#### WHAT NEEDS TO BE DONE:
Give the number of lines holding the string "④监察机关" and nothing more.

+ + +

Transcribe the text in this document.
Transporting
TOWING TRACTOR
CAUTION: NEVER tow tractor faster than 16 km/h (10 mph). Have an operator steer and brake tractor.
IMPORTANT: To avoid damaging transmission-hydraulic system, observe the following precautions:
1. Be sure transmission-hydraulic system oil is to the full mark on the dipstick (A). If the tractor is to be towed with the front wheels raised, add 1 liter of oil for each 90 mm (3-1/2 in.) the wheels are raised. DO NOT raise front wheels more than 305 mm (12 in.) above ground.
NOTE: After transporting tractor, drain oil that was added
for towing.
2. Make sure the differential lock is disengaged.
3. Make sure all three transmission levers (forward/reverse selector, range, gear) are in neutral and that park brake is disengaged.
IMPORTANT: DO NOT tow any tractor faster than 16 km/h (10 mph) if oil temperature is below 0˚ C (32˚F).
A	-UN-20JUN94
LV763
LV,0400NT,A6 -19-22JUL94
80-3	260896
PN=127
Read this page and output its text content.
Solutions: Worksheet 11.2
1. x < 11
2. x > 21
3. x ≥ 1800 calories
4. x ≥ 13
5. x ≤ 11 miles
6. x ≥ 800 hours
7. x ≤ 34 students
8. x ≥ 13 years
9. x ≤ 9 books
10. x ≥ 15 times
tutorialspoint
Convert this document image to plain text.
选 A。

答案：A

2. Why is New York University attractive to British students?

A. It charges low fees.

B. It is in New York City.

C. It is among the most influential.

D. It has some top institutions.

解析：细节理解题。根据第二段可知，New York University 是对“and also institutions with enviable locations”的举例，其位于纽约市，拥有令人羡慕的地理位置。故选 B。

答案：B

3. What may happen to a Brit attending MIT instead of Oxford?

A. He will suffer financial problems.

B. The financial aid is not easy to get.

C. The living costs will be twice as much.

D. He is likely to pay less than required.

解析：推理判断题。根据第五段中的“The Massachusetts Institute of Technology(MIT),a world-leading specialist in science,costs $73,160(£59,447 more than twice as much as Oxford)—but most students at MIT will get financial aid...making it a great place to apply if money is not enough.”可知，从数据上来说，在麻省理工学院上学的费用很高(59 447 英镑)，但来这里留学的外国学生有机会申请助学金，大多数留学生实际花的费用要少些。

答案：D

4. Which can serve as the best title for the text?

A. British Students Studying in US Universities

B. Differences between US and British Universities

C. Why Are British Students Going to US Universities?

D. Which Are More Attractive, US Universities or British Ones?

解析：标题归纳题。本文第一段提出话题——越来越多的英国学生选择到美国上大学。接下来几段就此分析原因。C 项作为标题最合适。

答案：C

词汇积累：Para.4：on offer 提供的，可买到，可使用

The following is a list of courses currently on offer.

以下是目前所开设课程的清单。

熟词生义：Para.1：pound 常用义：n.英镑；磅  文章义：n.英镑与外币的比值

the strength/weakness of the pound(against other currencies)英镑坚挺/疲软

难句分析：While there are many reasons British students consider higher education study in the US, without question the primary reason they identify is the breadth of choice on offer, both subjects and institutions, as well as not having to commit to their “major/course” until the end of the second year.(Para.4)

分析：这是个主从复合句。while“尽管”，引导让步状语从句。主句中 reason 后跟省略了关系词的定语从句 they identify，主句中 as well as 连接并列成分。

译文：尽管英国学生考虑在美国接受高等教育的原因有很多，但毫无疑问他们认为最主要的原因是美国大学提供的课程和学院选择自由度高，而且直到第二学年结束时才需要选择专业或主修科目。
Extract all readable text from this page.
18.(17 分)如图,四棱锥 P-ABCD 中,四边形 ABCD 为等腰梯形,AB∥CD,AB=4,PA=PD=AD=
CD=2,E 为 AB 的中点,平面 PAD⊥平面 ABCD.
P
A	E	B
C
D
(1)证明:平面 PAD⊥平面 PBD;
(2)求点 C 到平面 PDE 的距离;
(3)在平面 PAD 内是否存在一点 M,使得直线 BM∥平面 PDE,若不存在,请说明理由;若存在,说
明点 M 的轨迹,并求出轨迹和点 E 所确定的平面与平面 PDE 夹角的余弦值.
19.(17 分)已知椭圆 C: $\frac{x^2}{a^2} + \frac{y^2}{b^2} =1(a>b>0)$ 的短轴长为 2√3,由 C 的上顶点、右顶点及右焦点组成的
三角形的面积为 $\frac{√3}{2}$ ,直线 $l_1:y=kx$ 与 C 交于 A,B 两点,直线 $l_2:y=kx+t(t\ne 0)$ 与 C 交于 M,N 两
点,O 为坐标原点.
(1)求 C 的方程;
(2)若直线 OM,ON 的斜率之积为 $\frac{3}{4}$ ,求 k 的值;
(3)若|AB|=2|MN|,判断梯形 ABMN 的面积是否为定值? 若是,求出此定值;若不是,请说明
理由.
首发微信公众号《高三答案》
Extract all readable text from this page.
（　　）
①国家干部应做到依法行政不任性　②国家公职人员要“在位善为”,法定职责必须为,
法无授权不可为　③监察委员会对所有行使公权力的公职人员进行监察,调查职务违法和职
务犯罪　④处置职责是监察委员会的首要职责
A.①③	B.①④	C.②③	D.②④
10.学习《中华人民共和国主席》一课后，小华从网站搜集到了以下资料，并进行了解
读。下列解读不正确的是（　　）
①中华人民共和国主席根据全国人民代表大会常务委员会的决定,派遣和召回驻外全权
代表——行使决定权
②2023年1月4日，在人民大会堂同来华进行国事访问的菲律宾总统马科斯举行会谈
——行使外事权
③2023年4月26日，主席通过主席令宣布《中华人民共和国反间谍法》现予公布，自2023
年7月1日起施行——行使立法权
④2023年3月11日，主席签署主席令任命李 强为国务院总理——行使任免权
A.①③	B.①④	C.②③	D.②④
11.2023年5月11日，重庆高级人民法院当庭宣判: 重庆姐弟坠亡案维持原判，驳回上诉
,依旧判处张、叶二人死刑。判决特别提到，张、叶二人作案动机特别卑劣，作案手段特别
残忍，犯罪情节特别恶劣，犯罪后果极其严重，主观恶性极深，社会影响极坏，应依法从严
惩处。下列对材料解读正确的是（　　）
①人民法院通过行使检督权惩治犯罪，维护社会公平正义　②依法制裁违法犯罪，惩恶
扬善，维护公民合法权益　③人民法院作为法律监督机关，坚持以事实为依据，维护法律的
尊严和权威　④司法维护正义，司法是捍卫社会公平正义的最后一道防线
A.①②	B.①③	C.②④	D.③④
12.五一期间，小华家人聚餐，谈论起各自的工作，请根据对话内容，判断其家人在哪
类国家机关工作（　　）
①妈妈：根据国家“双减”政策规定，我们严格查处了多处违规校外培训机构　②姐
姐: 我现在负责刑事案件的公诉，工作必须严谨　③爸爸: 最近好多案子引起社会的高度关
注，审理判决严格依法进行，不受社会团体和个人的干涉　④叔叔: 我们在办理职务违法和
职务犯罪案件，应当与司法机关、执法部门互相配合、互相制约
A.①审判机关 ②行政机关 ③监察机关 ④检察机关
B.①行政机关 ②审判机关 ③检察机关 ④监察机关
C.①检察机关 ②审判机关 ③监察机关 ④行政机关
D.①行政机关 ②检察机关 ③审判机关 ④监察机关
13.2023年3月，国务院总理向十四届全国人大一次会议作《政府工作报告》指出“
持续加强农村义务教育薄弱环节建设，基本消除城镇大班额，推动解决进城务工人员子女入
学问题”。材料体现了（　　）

+ + +

#### WRITTEN REPLY:
2